◆ OBJECTIVE: Copy each line below in which the word "ffffff" occurs.

◆ SOURCE DATA:

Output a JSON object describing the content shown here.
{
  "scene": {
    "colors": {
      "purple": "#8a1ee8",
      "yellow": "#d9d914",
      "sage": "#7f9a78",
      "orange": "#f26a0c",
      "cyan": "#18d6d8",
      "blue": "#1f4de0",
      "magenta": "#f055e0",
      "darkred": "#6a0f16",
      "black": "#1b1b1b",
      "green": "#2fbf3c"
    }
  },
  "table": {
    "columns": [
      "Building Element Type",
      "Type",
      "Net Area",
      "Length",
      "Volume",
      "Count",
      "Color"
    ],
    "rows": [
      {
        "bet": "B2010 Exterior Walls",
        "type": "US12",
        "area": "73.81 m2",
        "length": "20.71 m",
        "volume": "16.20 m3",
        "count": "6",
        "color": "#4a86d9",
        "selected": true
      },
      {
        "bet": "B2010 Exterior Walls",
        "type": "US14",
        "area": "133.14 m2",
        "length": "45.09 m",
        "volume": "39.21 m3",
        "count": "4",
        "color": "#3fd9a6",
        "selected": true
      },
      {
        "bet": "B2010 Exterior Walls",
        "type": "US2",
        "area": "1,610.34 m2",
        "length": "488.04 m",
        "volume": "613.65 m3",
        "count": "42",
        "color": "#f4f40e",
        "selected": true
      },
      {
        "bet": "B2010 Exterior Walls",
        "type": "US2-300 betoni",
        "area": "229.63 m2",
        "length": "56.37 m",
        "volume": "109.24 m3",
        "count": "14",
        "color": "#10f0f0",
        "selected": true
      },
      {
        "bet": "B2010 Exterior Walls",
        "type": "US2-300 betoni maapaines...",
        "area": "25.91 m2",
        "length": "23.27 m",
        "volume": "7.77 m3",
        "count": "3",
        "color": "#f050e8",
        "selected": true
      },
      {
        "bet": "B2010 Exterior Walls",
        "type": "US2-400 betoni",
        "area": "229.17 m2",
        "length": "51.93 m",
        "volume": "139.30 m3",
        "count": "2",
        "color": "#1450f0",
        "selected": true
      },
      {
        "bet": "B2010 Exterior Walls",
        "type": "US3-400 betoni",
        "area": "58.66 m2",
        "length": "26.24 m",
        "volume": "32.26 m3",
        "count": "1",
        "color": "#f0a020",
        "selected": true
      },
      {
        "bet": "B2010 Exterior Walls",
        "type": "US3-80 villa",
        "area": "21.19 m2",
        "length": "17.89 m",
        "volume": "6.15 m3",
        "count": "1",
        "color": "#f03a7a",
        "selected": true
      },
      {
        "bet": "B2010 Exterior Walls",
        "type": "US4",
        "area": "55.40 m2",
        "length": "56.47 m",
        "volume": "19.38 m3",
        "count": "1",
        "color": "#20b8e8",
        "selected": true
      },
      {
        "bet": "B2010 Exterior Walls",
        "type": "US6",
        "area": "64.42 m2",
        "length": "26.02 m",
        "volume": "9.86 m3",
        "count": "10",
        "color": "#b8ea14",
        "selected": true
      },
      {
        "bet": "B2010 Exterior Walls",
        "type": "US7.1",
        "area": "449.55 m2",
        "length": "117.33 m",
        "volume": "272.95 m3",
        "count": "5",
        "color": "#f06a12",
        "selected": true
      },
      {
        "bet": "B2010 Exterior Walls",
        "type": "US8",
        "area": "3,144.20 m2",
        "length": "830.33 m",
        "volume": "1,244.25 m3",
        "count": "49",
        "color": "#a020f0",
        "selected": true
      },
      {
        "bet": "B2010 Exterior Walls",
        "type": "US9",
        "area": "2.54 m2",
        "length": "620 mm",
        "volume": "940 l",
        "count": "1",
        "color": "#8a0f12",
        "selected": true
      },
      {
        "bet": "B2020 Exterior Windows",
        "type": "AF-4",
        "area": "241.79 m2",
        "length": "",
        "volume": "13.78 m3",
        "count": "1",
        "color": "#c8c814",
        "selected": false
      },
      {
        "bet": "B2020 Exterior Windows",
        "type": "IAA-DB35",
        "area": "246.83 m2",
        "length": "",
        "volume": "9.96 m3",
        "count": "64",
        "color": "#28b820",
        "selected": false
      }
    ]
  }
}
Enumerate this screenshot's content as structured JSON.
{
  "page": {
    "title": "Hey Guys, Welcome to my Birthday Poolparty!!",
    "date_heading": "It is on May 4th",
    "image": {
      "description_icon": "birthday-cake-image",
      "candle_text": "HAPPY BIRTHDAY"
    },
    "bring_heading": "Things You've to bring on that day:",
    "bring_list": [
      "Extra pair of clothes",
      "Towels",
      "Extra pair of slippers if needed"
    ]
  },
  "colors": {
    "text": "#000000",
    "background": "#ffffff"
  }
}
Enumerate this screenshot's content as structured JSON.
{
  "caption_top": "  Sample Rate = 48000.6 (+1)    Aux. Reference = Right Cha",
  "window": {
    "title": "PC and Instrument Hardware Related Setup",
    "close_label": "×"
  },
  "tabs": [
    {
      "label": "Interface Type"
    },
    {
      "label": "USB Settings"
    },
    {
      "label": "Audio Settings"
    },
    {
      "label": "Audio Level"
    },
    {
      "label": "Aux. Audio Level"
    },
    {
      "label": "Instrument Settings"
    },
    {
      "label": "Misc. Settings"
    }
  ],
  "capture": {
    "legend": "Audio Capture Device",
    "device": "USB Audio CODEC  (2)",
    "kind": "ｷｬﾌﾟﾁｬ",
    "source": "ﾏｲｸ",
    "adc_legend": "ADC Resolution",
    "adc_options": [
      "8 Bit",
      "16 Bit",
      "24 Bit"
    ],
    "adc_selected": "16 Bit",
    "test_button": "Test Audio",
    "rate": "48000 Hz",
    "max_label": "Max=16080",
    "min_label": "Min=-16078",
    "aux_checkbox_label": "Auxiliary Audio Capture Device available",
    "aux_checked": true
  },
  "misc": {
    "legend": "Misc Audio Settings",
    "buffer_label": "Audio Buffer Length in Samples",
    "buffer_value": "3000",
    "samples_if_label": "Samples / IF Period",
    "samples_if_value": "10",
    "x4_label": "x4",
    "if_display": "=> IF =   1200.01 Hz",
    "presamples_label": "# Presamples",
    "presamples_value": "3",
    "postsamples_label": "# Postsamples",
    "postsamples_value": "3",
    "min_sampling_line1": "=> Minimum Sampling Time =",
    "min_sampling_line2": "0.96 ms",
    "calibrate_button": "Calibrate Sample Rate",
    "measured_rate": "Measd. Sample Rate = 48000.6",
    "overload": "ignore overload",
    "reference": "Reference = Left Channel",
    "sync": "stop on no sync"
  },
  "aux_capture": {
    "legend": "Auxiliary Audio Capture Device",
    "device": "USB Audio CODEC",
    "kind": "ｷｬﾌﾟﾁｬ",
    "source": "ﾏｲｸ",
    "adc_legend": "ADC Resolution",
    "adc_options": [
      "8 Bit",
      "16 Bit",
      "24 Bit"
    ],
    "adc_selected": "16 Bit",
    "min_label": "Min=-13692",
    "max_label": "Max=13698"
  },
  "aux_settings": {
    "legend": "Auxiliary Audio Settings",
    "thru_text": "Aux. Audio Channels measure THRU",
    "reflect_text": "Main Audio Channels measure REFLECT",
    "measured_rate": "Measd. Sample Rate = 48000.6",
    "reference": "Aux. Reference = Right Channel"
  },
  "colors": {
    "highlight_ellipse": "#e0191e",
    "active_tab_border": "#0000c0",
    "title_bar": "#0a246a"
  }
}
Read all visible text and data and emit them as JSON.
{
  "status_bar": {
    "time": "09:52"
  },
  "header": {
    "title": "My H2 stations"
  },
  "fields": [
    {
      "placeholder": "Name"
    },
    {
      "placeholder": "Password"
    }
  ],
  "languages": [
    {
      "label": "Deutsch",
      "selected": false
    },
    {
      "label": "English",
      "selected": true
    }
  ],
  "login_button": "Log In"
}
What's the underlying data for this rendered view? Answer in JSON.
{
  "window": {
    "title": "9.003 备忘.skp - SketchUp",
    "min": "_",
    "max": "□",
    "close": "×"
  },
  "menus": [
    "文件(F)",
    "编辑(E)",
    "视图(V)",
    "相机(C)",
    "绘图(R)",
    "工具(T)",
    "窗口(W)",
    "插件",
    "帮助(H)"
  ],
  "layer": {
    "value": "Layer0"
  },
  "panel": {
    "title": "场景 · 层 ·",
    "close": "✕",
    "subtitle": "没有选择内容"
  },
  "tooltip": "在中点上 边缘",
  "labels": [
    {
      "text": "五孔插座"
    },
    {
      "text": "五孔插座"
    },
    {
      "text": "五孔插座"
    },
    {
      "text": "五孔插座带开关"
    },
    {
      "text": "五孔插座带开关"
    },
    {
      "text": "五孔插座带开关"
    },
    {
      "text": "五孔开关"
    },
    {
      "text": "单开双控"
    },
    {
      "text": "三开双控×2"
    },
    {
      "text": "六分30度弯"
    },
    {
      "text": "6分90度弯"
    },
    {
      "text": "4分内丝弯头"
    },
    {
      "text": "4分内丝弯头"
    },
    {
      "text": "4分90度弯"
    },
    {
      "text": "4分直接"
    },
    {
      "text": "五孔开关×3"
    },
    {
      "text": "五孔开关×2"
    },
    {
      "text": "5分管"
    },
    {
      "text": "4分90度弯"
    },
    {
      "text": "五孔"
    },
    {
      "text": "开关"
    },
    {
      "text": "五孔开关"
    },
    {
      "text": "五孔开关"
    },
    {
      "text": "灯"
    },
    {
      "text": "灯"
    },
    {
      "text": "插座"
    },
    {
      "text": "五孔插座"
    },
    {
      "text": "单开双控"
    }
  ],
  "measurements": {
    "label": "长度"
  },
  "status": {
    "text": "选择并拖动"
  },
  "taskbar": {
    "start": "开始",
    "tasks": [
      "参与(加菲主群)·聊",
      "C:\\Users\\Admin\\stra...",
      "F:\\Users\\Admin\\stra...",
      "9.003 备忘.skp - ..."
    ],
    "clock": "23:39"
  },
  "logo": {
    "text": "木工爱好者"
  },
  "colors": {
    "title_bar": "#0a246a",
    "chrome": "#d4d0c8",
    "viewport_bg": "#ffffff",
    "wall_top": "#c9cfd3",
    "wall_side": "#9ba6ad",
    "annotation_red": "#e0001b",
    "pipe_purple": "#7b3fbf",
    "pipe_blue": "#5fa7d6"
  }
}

◆ SOLVED EXERCISE:
    "background": "#ffffff"
    "viewport_bg": "#ffffff",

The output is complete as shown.